Exercises:
1. In the text on Astata's E-Attach service, what is the largest size of business document that the service converts to text?
2. Resume the article about Astata's E-Attach, EZ Print and PocketLedger products, starting right after its final sentence.

Text excerpt section start

E-Attach is an e-mail forwarding service that allows users to open e-mail attachments, as opposed to just the body of the e-mail. Most e-mail forwarding services do not have this feature.

Astata achieves this by converting standard business documents of up to five megabytes to text, including such programs as MS Word, Excel, Adobe Acrobat and HTML. It keeps the basic text and discards the nonessential information prior to display on the phone’s screen.

E-mail attachments have been considered too bulky and risky to promote on wireless devices. Screen sizes are too small for longer documents and attachments are often used as vehicles for viruses.

Meeting the first of these concerns, Astata is offering EZ Print in conjunction with the E-Attach product. EZ Print uses Astata’s Print2Fax system to forward either the e-mail or the attached document to any given fax machine to print out.

“Many e-mail attachments are not easy to read on a portable device,” explained Ken Nelson, Astata chief executive officer. “People may want a hard copy of that, so that’s where EZ Print comes in.”

Speaking to the security concerns, Nelson said the E-Attach service is offered on a wireless ASP basis, so it resides at a server, not on the device. Virus scans and protections are included in the server software.

“Every attachment our server processes goes through several layers of security protection,” Nelson said.

Should a virus get through, however, wireless handsets remain unharmed since the virus was activated back at the server. Opening an attachment on a wireless phone will not cause an embedded virus to commandeer the handset and force it to send messages to the entire address book, because the actual virus was unleashed back at the server.

The company also introduced its PocketLedger product, aimed at professionals like lawyers or consultants who bill based on time spent working on an account. When away from the office, these folks must keep track of the time spent working on each account then enter that log information back at the office.

PocketLedger lets users track time, expenses and project status from existing Blackberry, Palm and Internet-enabled phones. It can be customized with various billing rates and includes more than 25 customizable reports and also integrates with Quickbooks, the company said.

Nelson said he plans to integrate PocketLedger with the EZ Print so users may print detailed reports of their billable hour data at the client’s site, if necessary.

E-Attach and EZ Print are available as an ASP service, hosted by Astata, but the company also offers corporate enterprise server software, so larger clients can install and manage the system.

Text excerpt section end
Records provided section start

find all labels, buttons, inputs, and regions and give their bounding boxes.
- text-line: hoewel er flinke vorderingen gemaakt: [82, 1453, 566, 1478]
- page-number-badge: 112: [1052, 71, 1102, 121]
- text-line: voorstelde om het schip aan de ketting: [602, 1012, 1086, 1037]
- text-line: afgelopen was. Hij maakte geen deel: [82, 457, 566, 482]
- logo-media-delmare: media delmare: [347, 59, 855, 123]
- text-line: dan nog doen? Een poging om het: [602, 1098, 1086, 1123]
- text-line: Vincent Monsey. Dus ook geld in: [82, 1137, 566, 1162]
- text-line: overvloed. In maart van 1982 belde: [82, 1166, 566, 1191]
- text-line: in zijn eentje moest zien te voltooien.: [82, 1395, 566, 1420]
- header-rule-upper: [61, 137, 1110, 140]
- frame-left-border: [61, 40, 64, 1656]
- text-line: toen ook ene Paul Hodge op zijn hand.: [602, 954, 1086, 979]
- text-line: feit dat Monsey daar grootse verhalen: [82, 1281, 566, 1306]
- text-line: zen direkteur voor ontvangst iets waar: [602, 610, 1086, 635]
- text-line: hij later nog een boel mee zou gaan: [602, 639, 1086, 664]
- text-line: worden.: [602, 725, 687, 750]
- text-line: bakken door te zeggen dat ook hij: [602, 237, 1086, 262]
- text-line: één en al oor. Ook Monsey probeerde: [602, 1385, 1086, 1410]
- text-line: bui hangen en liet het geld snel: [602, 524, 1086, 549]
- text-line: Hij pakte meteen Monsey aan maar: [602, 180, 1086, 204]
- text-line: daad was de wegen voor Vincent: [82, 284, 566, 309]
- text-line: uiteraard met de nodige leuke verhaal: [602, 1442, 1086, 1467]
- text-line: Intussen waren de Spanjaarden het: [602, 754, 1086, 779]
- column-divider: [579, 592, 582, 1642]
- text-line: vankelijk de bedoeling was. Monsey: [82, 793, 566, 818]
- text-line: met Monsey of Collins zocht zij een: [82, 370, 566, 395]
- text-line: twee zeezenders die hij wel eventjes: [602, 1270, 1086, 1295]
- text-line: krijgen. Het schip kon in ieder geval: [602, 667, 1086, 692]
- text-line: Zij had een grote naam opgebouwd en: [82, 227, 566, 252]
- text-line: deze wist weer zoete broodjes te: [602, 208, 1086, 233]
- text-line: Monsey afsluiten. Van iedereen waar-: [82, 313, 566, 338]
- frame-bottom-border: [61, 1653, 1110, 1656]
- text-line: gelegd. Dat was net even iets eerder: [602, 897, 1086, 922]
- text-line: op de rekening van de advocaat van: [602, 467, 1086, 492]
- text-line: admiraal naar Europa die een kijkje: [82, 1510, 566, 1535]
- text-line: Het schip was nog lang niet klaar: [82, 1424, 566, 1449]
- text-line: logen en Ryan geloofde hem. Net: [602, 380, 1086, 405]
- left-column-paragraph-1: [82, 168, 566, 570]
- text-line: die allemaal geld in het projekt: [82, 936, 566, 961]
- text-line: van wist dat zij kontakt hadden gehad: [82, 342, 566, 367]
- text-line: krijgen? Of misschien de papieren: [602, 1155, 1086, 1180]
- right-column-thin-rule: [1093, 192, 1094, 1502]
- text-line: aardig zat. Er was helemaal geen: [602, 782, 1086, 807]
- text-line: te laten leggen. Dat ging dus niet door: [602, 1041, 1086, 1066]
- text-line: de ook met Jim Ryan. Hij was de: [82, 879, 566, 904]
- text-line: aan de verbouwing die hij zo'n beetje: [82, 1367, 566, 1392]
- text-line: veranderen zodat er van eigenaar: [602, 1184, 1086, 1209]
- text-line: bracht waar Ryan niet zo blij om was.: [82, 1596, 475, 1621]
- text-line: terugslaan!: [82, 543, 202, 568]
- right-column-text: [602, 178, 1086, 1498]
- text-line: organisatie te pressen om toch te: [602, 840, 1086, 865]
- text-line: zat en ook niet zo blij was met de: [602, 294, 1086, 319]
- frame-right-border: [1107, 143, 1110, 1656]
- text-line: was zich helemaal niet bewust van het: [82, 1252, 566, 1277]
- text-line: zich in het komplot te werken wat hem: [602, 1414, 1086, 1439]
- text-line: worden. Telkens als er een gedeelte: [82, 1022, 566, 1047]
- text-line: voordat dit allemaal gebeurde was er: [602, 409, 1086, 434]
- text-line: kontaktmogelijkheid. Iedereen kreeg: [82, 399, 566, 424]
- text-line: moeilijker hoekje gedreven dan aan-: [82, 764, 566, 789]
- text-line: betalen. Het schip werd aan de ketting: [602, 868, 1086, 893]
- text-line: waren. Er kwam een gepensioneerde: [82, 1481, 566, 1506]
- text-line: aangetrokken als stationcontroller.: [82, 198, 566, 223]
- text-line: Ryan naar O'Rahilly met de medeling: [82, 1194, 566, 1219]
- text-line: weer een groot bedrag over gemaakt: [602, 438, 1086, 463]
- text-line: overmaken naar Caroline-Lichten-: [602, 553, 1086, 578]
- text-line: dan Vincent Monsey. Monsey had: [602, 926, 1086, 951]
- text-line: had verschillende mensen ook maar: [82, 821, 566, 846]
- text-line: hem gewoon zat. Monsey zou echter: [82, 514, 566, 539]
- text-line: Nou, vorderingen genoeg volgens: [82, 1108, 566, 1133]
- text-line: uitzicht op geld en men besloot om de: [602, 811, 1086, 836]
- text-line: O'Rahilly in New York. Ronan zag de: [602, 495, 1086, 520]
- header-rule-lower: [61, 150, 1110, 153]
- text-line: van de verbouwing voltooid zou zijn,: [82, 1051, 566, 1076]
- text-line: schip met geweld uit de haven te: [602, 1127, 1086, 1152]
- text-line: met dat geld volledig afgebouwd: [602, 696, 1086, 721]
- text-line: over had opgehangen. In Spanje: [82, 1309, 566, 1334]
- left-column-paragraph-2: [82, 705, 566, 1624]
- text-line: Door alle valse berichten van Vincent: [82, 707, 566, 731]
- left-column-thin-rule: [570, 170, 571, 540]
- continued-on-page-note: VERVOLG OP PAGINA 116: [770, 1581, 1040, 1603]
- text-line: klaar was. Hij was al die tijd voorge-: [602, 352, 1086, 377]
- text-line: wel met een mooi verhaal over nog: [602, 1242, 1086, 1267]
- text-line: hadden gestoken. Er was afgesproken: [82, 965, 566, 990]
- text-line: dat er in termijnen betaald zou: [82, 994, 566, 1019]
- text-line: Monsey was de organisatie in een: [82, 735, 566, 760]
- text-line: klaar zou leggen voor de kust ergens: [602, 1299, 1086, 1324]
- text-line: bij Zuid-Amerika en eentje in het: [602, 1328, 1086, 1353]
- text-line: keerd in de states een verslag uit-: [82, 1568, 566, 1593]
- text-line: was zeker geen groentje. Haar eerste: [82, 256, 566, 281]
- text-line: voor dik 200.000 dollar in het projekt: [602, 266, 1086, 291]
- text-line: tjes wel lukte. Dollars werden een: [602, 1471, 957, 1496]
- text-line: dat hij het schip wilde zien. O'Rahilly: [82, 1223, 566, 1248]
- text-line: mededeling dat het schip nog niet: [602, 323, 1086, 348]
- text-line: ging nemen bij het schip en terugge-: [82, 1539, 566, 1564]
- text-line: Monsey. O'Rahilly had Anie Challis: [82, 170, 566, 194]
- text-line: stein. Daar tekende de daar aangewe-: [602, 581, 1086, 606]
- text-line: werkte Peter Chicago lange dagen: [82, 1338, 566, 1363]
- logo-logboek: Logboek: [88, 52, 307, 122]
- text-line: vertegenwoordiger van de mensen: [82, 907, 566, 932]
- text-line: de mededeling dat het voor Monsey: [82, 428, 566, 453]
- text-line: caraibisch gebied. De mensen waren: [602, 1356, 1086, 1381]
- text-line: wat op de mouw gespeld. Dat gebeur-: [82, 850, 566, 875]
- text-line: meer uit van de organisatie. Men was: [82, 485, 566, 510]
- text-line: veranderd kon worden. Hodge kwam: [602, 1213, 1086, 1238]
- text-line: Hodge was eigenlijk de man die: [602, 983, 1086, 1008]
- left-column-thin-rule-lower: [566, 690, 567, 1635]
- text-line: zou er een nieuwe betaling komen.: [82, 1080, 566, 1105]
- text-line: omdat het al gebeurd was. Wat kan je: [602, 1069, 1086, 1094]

Records provided section end

Responses by item number:
1. Five megabytes.

2.
“The corporate environment, Fortune 500 and 1000 companies, will likely want to take this in-house,” Nelson said. “Corporate IT guys don’t generally want their e-mail going out anywhere beyond their servers.”

PocketLedger, however, will launch in the fall as a pure wireless ASP product, which will be co-branded with others. In addition, Astata offers PocketLedger users the option of loading client software into certain devices from Research In Motion, so users can access the application even when not in coverage.

Because the PocketLedger services is offered through a wireless ASP model, it resides primarily at a server and is accessed via wireless networks.

“If you’re out of coverage, you’re out of luck,” Nelson said.

With the client software on a RIM device, users may enter their billable hour information on a template residing on the device when out of coverage, which then will synchronize with the server’s records when back in coverage.

The client option is available only for RIM devices, though, because others lack the memory and processing power to handle it, Nelson said.

“Until (subscriber identify module) chips become readily available for phone storage, it’s not going to happen,” he said.

All these services are based on Astata’s wireless gateway platform. Over time, Astata plans to begin selling the gateway platform itself as a product, allowing customers to extend their own applications wirelessly, not just Astata’s applications.

“We will be marketing our gateway as a product for (Internet service providers) and ASPs and others, for them to launch their own applications agnostically, building upon our gateway platform.”